> **What the exercise asks**
Go through the lines below and copy each one that holds the string "this".

-- begin --

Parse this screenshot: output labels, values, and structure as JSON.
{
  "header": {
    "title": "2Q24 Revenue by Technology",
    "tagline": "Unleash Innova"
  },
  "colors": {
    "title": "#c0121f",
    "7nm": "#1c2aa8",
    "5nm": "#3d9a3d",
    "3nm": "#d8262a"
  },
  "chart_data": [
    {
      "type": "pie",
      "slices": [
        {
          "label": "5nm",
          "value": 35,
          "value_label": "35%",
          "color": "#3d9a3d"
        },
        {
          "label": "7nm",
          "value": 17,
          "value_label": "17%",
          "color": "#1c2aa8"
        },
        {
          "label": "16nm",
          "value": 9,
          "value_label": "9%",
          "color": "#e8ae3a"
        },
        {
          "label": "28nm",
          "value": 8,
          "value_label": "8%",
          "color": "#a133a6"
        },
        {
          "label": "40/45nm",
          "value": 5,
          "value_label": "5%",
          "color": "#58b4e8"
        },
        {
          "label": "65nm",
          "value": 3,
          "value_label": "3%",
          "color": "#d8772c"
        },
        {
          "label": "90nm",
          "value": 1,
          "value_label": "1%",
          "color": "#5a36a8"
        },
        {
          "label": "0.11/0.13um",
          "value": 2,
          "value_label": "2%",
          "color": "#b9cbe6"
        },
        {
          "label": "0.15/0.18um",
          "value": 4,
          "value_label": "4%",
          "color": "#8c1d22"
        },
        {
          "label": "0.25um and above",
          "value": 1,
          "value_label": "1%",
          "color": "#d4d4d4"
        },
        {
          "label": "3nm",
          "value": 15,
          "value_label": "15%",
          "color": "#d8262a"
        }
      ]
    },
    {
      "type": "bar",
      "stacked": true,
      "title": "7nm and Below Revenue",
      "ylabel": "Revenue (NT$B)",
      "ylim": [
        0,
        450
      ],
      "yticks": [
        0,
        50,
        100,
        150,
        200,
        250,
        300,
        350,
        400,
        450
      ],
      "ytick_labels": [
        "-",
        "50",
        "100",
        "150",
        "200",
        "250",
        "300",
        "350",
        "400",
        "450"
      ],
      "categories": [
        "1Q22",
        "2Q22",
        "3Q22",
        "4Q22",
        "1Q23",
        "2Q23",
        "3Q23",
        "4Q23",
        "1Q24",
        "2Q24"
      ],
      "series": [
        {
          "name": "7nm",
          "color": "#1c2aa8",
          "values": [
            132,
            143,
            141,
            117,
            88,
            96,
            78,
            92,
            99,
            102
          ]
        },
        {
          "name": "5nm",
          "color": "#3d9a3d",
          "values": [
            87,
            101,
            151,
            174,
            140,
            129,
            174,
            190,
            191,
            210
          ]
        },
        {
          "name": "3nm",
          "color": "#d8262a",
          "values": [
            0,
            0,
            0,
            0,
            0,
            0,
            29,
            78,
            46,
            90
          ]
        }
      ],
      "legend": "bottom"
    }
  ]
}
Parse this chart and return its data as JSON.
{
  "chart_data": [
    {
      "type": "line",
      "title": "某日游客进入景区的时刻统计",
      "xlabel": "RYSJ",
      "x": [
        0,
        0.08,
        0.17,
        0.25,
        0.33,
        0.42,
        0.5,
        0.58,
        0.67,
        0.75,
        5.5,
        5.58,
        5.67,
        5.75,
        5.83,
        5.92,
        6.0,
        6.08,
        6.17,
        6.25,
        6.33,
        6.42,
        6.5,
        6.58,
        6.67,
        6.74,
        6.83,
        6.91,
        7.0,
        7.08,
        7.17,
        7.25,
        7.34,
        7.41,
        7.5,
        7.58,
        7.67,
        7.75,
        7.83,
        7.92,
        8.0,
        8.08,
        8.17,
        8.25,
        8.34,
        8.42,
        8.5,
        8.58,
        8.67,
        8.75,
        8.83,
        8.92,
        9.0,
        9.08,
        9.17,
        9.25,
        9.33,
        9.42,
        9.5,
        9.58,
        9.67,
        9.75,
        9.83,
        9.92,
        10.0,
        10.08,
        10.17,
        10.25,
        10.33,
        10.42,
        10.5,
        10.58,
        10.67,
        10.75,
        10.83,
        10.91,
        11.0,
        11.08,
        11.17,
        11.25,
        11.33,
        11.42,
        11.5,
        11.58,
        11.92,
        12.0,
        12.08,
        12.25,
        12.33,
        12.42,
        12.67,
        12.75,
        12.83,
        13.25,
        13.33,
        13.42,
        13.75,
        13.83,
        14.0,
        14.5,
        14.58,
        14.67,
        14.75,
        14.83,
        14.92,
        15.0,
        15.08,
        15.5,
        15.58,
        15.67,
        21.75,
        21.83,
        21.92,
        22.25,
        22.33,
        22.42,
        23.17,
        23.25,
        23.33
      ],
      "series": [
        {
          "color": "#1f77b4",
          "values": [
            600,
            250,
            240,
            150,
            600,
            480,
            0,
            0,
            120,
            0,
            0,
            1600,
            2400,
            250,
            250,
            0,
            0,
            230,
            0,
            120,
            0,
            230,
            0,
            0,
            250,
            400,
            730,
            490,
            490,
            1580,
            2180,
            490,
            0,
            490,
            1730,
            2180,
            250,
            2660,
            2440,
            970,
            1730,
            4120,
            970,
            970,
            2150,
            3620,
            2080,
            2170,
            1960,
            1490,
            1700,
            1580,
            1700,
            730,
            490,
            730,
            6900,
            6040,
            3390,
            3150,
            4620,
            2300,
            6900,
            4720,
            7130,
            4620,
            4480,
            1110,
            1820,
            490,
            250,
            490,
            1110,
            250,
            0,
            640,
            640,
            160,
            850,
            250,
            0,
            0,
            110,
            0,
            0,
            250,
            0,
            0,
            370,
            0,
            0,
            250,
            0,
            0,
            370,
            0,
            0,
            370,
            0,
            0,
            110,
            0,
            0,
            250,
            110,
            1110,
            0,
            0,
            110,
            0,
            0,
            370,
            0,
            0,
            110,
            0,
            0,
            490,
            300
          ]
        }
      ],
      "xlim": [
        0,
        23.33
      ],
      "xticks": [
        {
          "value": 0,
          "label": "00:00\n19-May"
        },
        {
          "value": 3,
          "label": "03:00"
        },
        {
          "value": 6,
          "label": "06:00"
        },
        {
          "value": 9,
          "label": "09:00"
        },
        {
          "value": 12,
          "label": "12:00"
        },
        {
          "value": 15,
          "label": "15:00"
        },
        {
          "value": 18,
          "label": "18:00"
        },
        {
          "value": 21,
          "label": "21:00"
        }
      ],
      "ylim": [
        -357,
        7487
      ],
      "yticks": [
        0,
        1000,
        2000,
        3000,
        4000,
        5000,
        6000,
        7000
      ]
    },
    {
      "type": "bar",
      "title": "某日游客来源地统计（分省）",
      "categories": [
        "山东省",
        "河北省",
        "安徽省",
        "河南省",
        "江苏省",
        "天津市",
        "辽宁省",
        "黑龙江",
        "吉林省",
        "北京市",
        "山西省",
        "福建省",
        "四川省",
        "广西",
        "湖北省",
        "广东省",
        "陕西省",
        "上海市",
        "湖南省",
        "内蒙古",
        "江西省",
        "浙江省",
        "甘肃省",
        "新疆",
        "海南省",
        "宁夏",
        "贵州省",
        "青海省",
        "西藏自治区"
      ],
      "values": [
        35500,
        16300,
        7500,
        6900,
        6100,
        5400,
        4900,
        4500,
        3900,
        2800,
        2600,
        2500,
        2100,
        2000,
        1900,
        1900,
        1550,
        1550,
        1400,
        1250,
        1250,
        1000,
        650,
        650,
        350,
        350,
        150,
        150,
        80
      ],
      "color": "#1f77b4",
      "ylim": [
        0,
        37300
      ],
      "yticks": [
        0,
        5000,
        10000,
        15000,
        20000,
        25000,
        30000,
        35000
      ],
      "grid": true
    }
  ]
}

-- end --

> **Solution below**
Parse this screenshot: output labels, values, and structure as JSON.
Parse this chart and return its data as JSON.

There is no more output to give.